Dataset
•••••

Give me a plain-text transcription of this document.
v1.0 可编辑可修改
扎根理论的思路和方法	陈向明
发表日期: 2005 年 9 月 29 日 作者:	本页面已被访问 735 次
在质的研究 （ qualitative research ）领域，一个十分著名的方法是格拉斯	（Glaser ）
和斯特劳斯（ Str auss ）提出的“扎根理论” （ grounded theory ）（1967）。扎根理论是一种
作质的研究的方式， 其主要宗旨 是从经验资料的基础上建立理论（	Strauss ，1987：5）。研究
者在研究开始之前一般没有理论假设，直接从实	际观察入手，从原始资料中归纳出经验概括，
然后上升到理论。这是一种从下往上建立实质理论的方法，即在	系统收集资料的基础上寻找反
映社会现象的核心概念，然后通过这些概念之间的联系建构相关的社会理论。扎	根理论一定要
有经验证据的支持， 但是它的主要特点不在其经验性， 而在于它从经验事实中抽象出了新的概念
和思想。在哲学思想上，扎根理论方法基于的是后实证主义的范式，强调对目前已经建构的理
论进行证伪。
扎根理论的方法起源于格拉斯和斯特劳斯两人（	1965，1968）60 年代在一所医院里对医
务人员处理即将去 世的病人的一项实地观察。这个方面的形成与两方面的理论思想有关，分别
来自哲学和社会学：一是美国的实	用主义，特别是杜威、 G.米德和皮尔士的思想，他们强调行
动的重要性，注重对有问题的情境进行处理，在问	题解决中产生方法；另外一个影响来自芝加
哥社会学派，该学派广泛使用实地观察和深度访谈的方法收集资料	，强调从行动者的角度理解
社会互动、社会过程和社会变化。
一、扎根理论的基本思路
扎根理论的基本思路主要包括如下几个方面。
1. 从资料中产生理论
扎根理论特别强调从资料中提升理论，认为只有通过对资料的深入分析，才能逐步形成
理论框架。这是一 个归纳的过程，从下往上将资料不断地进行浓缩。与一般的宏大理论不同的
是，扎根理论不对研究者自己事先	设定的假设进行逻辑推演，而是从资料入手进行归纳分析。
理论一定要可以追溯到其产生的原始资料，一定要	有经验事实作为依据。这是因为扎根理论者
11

•••••

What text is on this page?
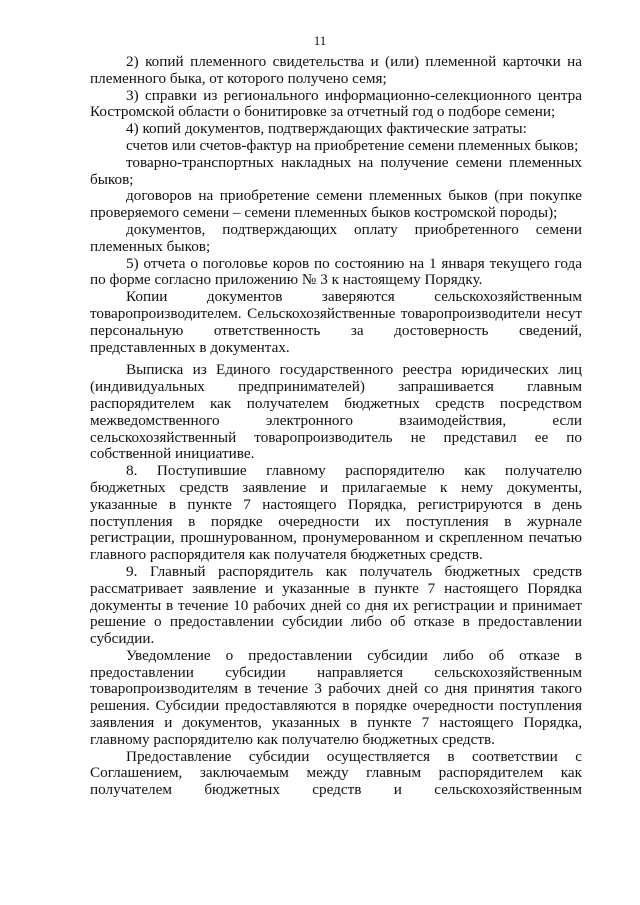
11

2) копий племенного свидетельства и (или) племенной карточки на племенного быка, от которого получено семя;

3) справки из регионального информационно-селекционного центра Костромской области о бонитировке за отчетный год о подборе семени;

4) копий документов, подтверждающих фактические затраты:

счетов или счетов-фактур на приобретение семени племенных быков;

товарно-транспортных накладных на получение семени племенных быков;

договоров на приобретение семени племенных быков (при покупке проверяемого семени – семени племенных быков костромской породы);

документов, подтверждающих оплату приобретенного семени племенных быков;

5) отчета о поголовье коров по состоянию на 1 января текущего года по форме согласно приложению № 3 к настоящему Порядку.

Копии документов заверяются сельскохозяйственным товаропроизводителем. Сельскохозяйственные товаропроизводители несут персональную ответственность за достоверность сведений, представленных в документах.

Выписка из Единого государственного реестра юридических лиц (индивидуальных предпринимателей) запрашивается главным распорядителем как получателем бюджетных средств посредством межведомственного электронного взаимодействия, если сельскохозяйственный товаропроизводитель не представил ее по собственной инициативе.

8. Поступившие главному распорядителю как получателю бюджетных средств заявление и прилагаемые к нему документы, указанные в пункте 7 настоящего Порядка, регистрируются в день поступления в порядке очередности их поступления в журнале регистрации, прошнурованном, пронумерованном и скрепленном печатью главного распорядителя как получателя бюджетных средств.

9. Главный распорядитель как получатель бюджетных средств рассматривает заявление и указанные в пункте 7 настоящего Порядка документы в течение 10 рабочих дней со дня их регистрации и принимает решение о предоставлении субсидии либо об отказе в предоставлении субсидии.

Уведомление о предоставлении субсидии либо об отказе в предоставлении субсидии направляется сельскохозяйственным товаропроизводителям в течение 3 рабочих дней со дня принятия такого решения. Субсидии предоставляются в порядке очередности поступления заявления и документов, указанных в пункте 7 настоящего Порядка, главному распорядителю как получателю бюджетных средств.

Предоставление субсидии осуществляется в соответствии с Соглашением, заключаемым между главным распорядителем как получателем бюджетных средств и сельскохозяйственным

•••••

Goal
Search the listing for the word "распорядителем" and return each line that holds it.

Worked solution
Выписка из Единого государственного реестра юридических лиц (индивидуальных предпринимателей) запрашивается главным распорядителем как получателем бюджетных средств посредством межведомственного электронного взаимодействия, если сельскохозяйственный товаропроизводитель не представил ее по собственной инициативе.
Предоставление субсидии осуществляется в соответствии с Соглашением, заключаемым между главным распорядителем как получателем бюджетных средств и сельскохозяйственным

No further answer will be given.